# Start of Stored records

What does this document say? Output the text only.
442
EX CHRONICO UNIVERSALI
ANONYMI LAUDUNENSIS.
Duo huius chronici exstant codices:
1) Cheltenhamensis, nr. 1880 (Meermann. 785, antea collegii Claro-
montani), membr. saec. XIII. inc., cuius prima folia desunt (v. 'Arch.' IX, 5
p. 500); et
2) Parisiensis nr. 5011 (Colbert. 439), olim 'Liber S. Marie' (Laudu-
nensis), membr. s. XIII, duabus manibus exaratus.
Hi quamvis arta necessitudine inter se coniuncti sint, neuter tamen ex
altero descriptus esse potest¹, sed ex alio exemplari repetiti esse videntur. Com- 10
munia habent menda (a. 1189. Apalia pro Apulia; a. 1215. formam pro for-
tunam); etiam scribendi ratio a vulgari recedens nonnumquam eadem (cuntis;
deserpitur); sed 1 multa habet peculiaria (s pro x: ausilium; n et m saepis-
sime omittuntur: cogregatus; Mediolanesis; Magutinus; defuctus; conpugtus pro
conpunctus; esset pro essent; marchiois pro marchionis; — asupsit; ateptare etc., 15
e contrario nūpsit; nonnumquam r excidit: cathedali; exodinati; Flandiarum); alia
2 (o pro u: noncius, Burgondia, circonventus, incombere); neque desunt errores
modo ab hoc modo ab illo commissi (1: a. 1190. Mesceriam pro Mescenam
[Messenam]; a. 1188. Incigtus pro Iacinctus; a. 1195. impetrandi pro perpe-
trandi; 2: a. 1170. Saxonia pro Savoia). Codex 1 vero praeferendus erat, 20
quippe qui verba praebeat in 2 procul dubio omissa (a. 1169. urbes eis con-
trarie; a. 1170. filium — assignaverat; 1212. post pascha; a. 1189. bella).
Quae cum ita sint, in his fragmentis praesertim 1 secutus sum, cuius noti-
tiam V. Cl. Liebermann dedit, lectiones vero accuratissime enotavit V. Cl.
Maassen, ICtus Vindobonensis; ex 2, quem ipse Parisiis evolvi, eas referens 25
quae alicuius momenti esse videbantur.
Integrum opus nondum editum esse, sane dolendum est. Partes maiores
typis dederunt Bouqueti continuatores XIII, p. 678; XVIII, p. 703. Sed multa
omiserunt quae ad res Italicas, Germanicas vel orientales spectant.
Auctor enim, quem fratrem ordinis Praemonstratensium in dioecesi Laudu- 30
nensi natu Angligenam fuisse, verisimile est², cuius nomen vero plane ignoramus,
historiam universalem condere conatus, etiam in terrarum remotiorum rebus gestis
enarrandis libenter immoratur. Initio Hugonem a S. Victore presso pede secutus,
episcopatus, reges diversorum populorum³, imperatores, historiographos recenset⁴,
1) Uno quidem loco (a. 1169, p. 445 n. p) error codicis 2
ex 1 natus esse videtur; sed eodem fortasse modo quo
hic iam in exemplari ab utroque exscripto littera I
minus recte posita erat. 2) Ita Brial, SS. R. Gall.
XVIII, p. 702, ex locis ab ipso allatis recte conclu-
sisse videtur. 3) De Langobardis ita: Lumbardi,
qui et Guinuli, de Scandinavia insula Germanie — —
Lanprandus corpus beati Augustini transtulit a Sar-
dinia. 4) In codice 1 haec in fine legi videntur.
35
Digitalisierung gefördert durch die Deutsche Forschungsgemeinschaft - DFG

# End of Stored records

What the task asks | Copy out each line of the records that holds the string "sint".

Task solution |
Hi quamvis arta necessitudine inter se coniuncti sint, neuter tamen ex
Quae cum ita sint, in his fragmentis praesertim 1 secutus sum, cuius noti-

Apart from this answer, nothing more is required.